大往生 〜 その3 つみかさねの上に咲く花 | ミラノの日常 第2弾

ミラノの日常 第2弾

イタリアに住んで32年。 毎日アンテナびんびん!ミラノの日常生活をお届けする気ままなコラム。

母の姉である叔母が亡くなった。享年94歳。
 
去年帰国した際、お見舞いで会ったのが最後であった。5年前父が亡くなり、長く帰国していた際、祖父母のお墓参りで会い、一緒に食事をしたが、その後風邪をこじらせ入院。それから、胃瘻となって帰宅できない状況となってしまった。
 
若い頃は、モダンバレエのダンサーで、引退をしても、体操やジャズダンスを教えており、小柄だが背筋がピンと伸び、肩から大きなバッグをかけ颯爽と歩く姿が思い浮かぶ。

**データ抜粋:**
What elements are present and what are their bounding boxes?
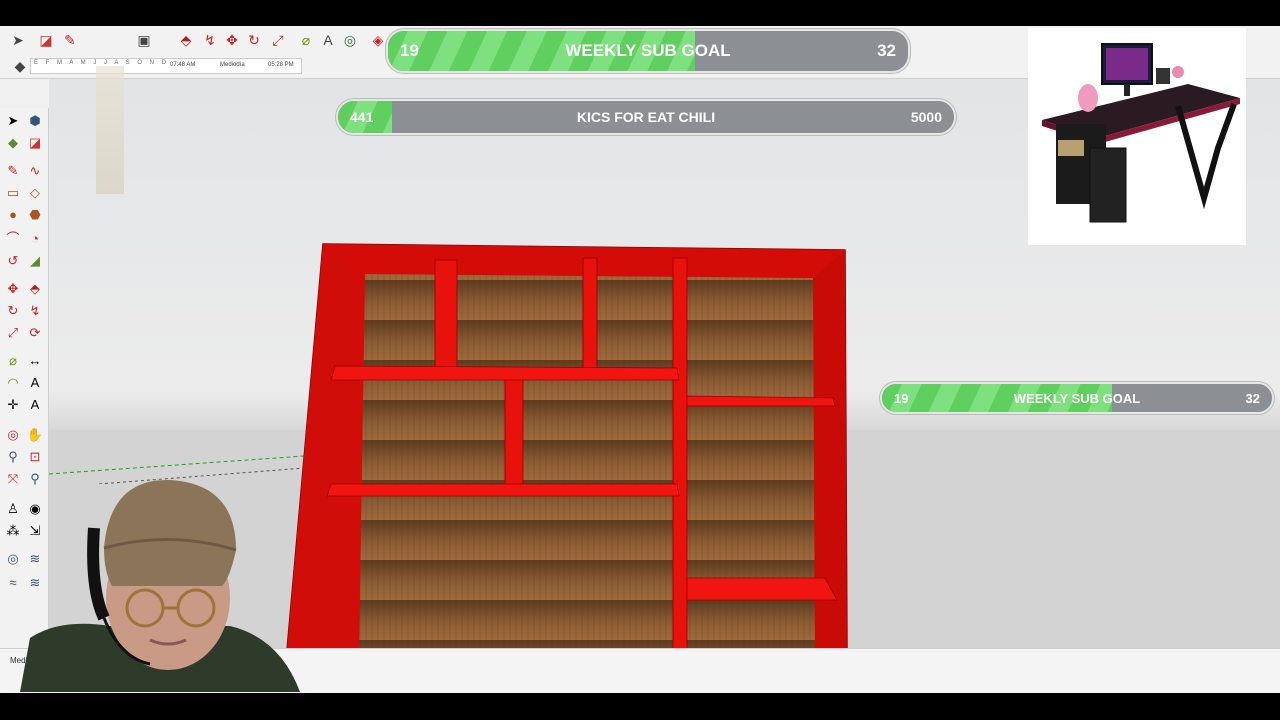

**課題:**
1. 叔母を偲ぶ文章から、「大往生 〜 その3 つみかさねの上に咲く花」を含む語句で始まり「け颯爽と歩く姿が思い浮かぶ。」で終わる部分を、一字一句違えずに書き写してください。
2. 叔母を偲ぶ文章に出てくるダンスや運動の種類を、すべて挙げてください。
この資料は、叔母を偲ぶ文章とは関係がありません。

**解答:**
1.
大往生 〜 その3 つみかさねの上に咲く花 | ミラノの日常 第2弾

ミラノの日常 第2弾

イタリアに住んで32年。 毎日アンテナびんびん!ミラノの日常生活をお届けする気ままなコラム。

母の姉である叔母が亡くなった。享年94歳。
 
去年帰国した際、お見舞いで会ったのが最後であった。5年前父が亡くなり、長く帰国していた際、祖父母のお墓参りで会い、一緒に食事をしたが、その後風邪をこじらせ入院。それから、胃瘻となって帰宅できない状況となってしまった。
 
若い頃は、モダンバレエのダンサーで、引退をしても、体操やジャズダンスを教えており、小柄だが背筋がピンと伸び、肩から大きなバッグをかけ颯爽と歩く姿が思い浮かぶ。

2. モダンバレエ、体操、ジャズダンス